# [Requirement]
Copy out every line exactly, passing over the pictures.

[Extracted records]
## begin
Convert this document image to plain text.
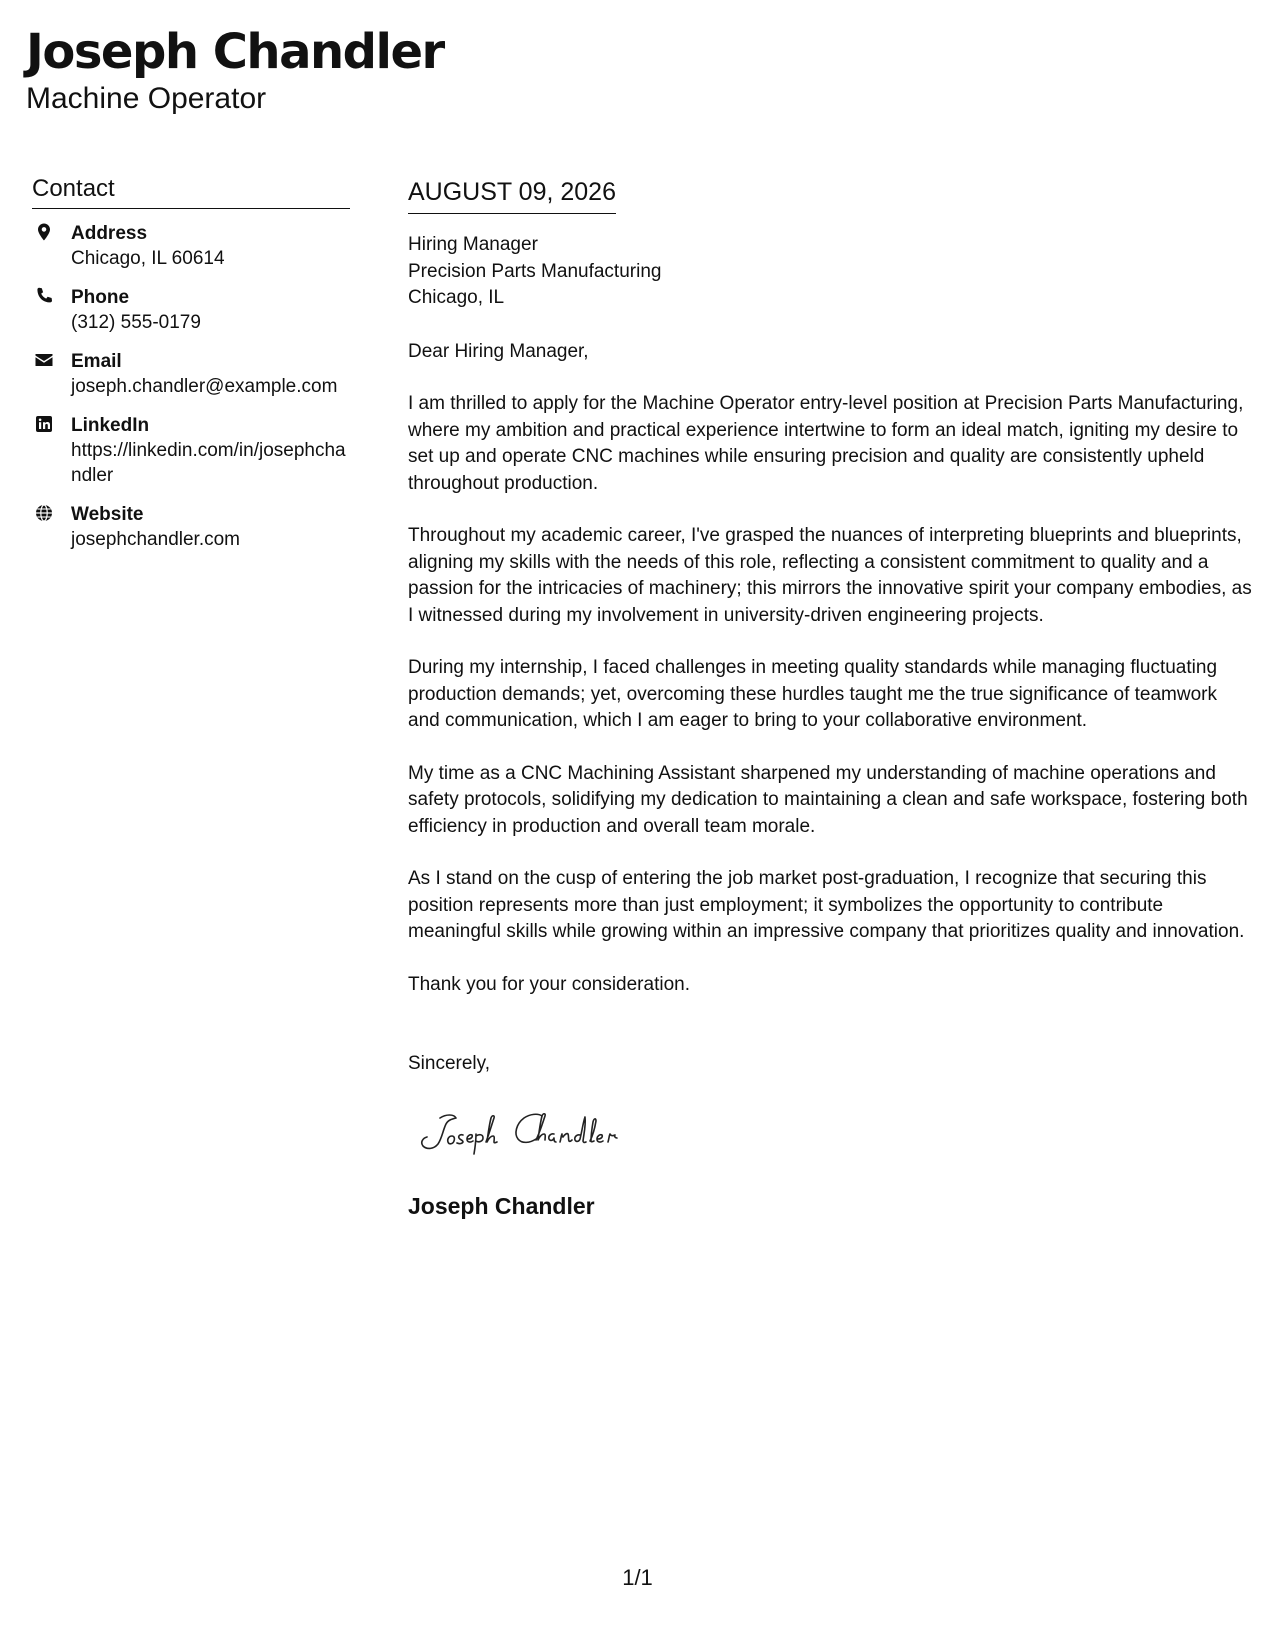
Joseph Chandler
Machine Operator
Contact
Address
Chicago, IL 60614
Phone
(312) 555-0179
Email
joseph.chandler@example.com
LinkedIn
https://linkedin.com/in/josephchandler
Website
josephchandler.com
AUGUST 09, 2026
Hiring Manager
Precision Parts Manufacturing
Chicago, IL
Dear Hiring Manager,
I am thrilled to apply for the Machine Operator entry-level position at Precision Parts Manufacturing, where my ambition and practical experience intertwine to form an ideal match, igniting my desire to set up and operate CNC machines while ensuring precision and quality are consistently upheld throughout production.
Throughout my academic career, I've grasped the nuances of interpreting blueprints and blueprints, aligning my skills with the needs of this role, reflecting a consistent commitment to quality and a passion for the intricacies of machinery; this mirrors the innovative spirit your company embodies, as I witnessed during my involvement in university-driven engineering projects.
During my internship, I faced challenges in meeting quality standards while managing fluctuating production demands; yet, overcoming these hurdles taught me the true significance of teamwork and communication, which I am eager to bring to your collaborative environment.
My time as a CNC Machining Assistant sharpened my understanding of machine operations and safety protocols, solidifying my dedication to maintaining a clean and safe workspace, fostering both efficiency in production and overall team morale.
As I stand on the cusp of entering the job market post-graduation, I recognize that securing this position represents more than just employment; it symbolizes the opportunity to contribute meaningful skills while growing within an impressive company that prioritizes quality and innovation.
Thank you for your consideration.
Sincerely,
Joseph Chandler
1/1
## end
# [Task response]
Convert this document image to plain text.
Joseph Chandler
Machine Operator
Contact
Address
Chicago, IL 60614
Phone
(312) 555-0179
Email
joseph.chandler@example.com
LinkedIn
https://linkedin.com/in/josephchandler
Website
josephchandler.com
AUGUST 09, 2026
Hiring Manager
Precision Parts Manufacturing
Chicago, IL
Dear Hiring Manager,
I am thrilled to apply for the Machine Operator entry-level position at Precision Parts Manufacturing, where my ambition and practical experience intertwine to form an ideal match, igniting my desire to set up and operate CNC machines while ensuring precision and quality are consistently upheld throughout production.
Throughout my academic career, I've grasped the nuances of interpreting blueprints and blueprints, aligning my skills with the needs of this role, reflecting a consistent commitment to quality and a passion for the intricacies of machinery; this mirrors the innovative spirit your company embodies, as I witnessed during my involvement in university-driven engineering projects.
During my internship, I faced challenges in meeting quality standards while managing fluctuating production demands; yet, overcoming these hurdles taught me the true significance of teamwork and communication, which I am eager to bring to your collaborative environment.
My time as a CNC Machining Assistant sharpened my understanding of machine operations and safety protocols, solidifying my dedication to maintaining a clean and safe workspace, fostering both efficiency in production and overall team morale.
As I stand on the cusp of entering the job market post-graduation, I recognize that securing this position represents more than just employment; it symbolizes the opportunity to contribute meaningful skills while growing within an impressive company that prioritizes quality and innovation.
Thank you for your consideration.
Sincerely,
Joseph Chandler
1/1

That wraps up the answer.